**Stated goal:** Write out every line of the material exactly as it appears.

**Records for this task:**

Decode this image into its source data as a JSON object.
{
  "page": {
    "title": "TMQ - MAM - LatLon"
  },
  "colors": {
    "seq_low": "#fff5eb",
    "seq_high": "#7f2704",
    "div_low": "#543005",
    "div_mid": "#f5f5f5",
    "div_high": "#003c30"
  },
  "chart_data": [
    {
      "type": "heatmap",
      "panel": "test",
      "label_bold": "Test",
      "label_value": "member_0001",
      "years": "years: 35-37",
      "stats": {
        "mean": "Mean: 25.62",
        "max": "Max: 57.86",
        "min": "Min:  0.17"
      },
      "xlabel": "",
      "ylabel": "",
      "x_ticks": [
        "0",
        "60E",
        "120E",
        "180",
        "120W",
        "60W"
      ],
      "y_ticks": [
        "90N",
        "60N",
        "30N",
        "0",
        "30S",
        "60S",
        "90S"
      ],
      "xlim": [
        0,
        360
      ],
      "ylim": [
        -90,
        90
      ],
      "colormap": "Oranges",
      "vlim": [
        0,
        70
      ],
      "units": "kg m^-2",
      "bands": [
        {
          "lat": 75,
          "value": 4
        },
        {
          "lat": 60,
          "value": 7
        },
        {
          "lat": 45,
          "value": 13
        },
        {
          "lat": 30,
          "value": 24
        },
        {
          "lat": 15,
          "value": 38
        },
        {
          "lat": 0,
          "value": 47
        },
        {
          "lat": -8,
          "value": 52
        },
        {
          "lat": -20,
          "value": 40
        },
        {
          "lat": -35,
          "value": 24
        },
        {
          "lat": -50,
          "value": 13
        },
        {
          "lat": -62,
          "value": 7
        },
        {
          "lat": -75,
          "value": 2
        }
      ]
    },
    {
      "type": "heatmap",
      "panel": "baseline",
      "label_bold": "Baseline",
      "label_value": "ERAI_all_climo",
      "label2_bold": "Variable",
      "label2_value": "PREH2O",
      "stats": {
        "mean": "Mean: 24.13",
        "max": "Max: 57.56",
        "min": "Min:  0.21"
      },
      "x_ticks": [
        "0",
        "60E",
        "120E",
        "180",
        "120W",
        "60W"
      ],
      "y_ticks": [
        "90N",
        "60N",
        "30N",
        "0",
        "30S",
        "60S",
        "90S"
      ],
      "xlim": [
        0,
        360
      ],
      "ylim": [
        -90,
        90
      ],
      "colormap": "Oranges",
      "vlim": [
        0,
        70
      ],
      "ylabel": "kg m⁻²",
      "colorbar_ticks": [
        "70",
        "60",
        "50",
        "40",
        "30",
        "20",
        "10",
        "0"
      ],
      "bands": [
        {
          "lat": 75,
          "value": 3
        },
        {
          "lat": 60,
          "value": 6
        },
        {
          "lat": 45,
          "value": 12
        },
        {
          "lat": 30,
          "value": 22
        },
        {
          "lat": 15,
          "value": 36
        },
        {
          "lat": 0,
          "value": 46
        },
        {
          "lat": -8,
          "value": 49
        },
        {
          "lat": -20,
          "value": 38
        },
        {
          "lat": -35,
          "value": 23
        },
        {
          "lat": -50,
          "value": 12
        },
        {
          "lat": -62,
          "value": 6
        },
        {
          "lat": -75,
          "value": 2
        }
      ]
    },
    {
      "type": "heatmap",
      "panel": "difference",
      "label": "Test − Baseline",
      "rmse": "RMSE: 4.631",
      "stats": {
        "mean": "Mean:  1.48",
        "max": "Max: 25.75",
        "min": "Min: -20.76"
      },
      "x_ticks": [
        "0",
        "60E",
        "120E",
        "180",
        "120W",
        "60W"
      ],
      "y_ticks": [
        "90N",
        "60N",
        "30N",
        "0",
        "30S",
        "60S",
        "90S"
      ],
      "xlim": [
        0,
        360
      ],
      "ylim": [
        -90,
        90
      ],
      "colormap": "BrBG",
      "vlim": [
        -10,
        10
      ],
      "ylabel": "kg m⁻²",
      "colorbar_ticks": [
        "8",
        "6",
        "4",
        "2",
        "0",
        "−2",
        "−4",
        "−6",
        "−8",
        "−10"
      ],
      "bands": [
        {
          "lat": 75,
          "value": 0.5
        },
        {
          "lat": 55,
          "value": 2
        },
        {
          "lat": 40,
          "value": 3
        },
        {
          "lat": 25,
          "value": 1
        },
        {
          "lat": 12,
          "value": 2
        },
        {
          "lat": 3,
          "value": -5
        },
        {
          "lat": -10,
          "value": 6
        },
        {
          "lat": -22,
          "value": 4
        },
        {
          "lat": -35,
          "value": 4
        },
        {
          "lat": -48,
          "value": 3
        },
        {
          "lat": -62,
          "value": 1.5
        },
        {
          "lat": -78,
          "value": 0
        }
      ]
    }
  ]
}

**Result of this task:**
Decode this image into its source data as a JSON object.
{
  "page": {
    "title": "TMQ - MAM - LatLon"
  },
  "colors": {
    "seq_low": "#fff5eb",
    "seq_high": "#7f2704",
    "div_low": "#543005",
    "div_mid": "#f5f5f5",
    "div_high": "#003c30"
  },
  "chart_data": [
    {
      "type": "heatmap",
      "panel": "test",
      "label_bold": "Test",
      "label_value": "member_0001",
      "years": "years: 35-37",
      "stats": {
        "mean": "Mean: 25.62",
        "max": "Max: 57.86",
        "min": "Min:  0.17"
      },
      "xlabel": "",
      "ylabel": "",
      "x_ticks": [
        "0",
        "60E",
        "120E",
        "180",
        "120W",
        "60W"
      ],
      "y_ticks": [
        "90N",
        "60N",
        "30N",
        "0",
        "30S",
        "60S",
        "90S"
      ],
      "xlim": [
        0,
        360
      ],
      "ylim": [
        -90,
        90
      ],
      "colormap": "Oranges",
      "vlim": [
        0,
        70
      ],
      "units": "kg m^-2",
      "bands": [
        {
          "lat": 75,
          "value": 4
        },
        {
          "lat": 60,
          "value": 7
        },
        {
          "lat": 45,
          "value": 13
        },
        {
          "lat": 30,
          "value": 24
        },
        {
          "lat": 15,
          "value": 38
        },
        {
          "lat": 0,
          "value": 47
        },
        {
          "lat": -8,
          "value": 52
        },
        {
          "lat": -20,
          "value": 40
        },
        {
          "lat": -35,
          "value": 24
        },
        {
          "lat": -50,
          "value": 13
        },
        {
          "lat": -62,
          "value": 7
        },
        {
          "lat": -75,
          "value": 2
        }
      ]
    },
    {
      "type": "heatmap",
      "panel": "baseline",
      "label_bold": "Baseline",
      "label_value": "ERAI_all_climo",
      "label2_bold": "Variable",
      "label2_value": "PREH2O",
      "stats": {
        "mean": "Mean: 24.13",
        "max": "Max: 57.56",
        "min": "Min:  0.21"
      },
      "x_ticks": [
        "0",
        "60E",
        "120E",
        "180",
        "120W",
        "60W"
      ],
      "y_ticks": [
        "90N",
        "60N",
        "30N",
        "0",
        "30S",
        "60S",
        "90S"
      ],
      "xlim": [
        0,
        360
      ],
      "ylim": [
        -90,
        90
      ],
      "colormap": "Oranges",
      "vlim": [
        0,
        70
      ],
      "ylabel": "kg m⁻²",
      "colorbar_ticks": [
        "70",
        "60",
        "50",
        "40",
        "30",
        "20",
        "10",
        "0"
      ],
      "bands": [
        {
          "lat": 75,
          "value": 3
        },
        {
          "lat": 60,
          "value": 6
        },
        {
          "lat": 45,
          "value": 12
        },
        {
          "lat": 30,
          "value": 22
        },
        {
          "lat": 15,
          "value": 36
        },
        {
          "lat": 0,
          "value": 46
        },
        {
          "lat": -8,
          "value": 49
        },
        {
          "lat": -20,
          "value": 38
        },
        {
          "lat": -35,
          "value": 23
        },
        {
          "lat": -50,
          "value": 12
        },
        {
          "lat": -62,
          "value": 6
        },
        {
          "lat": -75,
          "value": 2
        }
      ]
    },
    {
      "type": "heatmap",
      "panel": "difference",
      "label": "Test − Baseline",
      "rmse": "RMSE: 4.631",
      "stats": {
        "mean": "Mean:  1.48",
        "max": "Max: 25.75",
        "min": "Min: -20.76"
      },
      "x_ticks": [
        "0",
        "60E",
        "120E",
        "180",
        "120W",
        "60W"
      ],
      "y_ticks": [
        "90N",
        "60N",
        "30N",
        "0",
        "30S",
        "60S",
        "90S"
      ],
      "xlim": [
        0,
        360
      ],
      "ylim": [
        -90,
        90
      ],
      "colormap": "BrBG",
      "vlim": [
        -10,
        10
      ],
      "ylabel": "kg m⁻²",
      "colorbar_ticks": [
        "8",
        "6",
        "4",
        "2",
        "0",
        "−2",
        "−4",
        "−6",
        "−8",
        "−10"
      ],
      "bands": [
        {
          "lat": 75,
          "value": 0.5
        },
        {
          "lat": 55,
          "value": 2
        },
        {
          "lat": 40,
          "value": 3
        },
        {
          "lat": 25,
          "value": 1
        },
        {
          "lat": 12,
          "value": 2
        },
        {
          "lat": 3,
          "value": -5
        },
        {
          "lat": -10,
          "value": 6
        },
        {
          "lat": -22,
          "value": 4
        },
        {
          "lat": -35,
          "value": 4
        },
        {
          "lat": -48,
          "value": 3
        },
        {
          "lat": -62,
          "value": 1.5
        },
        {
          "lat": -78,
          "value": 0
        }
      ]
    }
  ]
}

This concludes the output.